__What the task requires__. Your task is to return the span of lines beginning at the one with "Give me the" and ending at the last line of the data, exactly as it stands.

Dataset entries:
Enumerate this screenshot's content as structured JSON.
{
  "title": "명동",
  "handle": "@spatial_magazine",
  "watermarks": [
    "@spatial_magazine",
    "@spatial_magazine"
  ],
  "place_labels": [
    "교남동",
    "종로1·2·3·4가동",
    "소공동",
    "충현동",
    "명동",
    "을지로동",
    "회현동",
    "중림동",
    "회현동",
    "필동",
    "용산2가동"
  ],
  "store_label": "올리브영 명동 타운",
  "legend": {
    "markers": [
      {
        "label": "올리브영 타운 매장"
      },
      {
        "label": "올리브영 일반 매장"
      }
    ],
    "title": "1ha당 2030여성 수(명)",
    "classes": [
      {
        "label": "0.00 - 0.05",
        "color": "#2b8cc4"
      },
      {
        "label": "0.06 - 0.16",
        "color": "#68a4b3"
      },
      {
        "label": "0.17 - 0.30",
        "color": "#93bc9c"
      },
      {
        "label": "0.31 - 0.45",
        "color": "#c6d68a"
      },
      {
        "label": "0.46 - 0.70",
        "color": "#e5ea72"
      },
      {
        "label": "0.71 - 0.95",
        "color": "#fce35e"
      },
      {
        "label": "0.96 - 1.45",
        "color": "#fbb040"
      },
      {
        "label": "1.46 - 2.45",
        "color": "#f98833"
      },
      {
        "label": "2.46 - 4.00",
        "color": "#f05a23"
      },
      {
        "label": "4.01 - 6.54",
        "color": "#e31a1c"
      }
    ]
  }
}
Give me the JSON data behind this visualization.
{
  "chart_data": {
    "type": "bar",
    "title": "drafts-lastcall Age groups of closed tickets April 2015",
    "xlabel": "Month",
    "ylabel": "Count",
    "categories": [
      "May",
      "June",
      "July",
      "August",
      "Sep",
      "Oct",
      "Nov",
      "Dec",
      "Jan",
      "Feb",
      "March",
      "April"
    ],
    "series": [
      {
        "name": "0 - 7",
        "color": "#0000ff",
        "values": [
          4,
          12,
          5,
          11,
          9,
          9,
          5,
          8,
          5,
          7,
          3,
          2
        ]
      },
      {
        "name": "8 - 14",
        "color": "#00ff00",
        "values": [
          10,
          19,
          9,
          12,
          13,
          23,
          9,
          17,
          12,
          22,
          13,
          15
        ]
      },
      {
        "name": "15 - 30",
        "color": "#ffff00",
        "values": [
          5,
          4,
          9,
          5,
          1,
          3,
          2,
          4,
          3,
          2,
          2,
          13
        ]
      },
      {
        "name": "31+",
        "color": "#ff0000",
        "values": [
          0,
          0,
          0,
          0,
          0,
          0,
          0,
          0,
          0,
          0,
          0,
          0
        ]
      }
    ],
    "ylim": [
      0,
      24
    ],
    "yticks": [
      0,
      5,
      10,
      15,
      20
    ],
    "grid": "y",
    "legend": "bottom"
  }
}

__Expected answer__.
Give me the JSON data behind this visualization.
{
  "chart_data": {
    "type": "bar",
    "title": "drafts-lastcall Age groups of closed tickets April 2015",
    "xlabel": "Month",
    "ylabel": "Count",
    "categories": [
      "May",
      "June",
      "July",
      "August",
      "Sep",
      "Oct",
      "Nov",
      "Dec",
      "Jan",
      "Feb",
      "March",
      "April"
    ],
    "series": [
      {
        "name": "0 - 7",
        "color": "#0000ff",
        "values": [
          4,
          12,
          5,
          11,
          9,
          9,
          5,
          8,
          5,
          7,
          3,
          2
        ]
      },
      {
        "name": "8 - 14",
        "color": "#00ff00",
        "values": [
          10,
          19,
          9,
          12,
          13,
          23,
          9,
          17,
          12,
          22,
          13,
          15
        ]
      },
      {
        "name": "15 - 30",
        "color": "#ffff00",
        "values": [
          5,
          4,
          9,
          5,
          1,
          3,
          2,
          4,
          3,
          2,
          2,
          13
        ]
      },
      {
        "name": "31+",
        "color": "#ff0000",
        "values": [
          0,
          0,
          0,
          0,
          0,
          0,
          0,
          0,
          0,
          0,
          0,
          0
        ]
      }
    ],
    "ylim": [
      0,
      24
    ],
    "yticks": [
      0,
      5,
      10,
      15,
      20
    ],
    "grid": "y",
    "legend": "bottom"
  }
}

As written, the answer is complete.